REQUIRED WORK
Would you transcribe all of the data exactly, down to the last character?

INPUT ROWS
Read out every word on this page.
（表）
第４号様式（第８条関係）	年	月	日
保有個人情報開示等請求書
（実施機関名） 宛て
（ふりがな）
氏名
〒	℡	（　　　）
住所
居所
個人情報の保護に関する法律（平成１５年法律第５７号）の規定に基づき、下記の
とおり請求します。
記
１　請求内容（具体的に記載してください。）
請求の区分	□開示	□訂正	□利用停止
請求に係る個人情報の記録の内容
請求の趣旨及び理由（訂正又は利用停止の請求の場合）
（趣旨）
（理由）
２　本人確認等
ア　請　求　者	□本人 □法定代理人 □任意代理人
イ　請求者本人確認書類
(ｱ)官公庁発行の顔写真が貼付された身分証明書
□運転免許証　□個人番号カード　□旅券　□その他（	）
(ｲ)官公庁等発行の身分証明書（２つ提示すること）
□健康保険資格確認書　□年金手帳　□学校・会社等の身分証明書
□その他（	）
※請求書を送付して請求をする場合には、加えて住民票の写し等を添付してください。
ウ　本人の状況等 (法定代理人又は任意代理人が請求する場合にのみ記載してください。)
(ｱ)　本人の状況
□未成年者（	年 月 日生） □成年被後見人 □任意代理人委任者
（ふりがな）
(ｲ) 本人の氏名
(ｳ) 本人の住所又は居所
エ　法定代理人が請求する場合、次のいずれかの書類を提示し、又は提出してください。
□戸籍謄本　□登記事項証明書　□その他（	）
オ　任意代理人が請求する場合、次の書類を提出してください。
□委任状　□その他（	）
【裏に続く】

THE REPLY
Read out every word on this page.
（表）
第４号様式（第８条関係）	年	月	日
保有個人情報開示等請求書
（実施機関名） 宛て
（ふりがな）
氏名
〒	℡	（　　　）
住所
居所
個人情報の保護に関する法律（平成１５年法律第５７号）の規定に基づき、下記の
とおり請求します。
記
１　請求内容（具体的に記載してください。）
請求の区分	□開示	□訂正	□利用停止
請求に係る個人情報の記録の内容
請求の趣旨及び理由（訂正又は利用停止の請求の場合）
（趣旨）
（理由）
２　本人確認等
ア　請　求　者	□本人 □法定代理人 □任意代理人
イ　請求者本人確認書類
(ｱ)官公庁発行の顔写真が貼付された身分証明書
□運転免許証　□個人番号カード　□旅券　□その他（	）
(ｲ)官公庁等発行の身分証明書（２つ提示すること）
□健康保険資格確認書　□年金手帳　□学校・会社等の身分証明書
□その他（	）
※請求書を送付して請求をする場合には、加えて住民票の写し等を添付してください。
ウ　本人の状況等 (法定代理人又は任意代理人が請求する場合にのみ記載してください。)
(ｱ)　本人の状況
□未成年者（	年 月 日生） □成年被後見人 □任意代理人委任者
（ふりがな）
(ｲ) 本人の氏名
(ｳ) 本人の住所又は居所
エ　法定代理人が請求する場合、次のいずれかの書類を提示し、又は提出してください。
□戸籍謄本　□登記事項証明書　□その他（	）
オ　任意代理人が請求する場合、次の書類を提出してください。
□委任状　□その他（	）
【裏に続く】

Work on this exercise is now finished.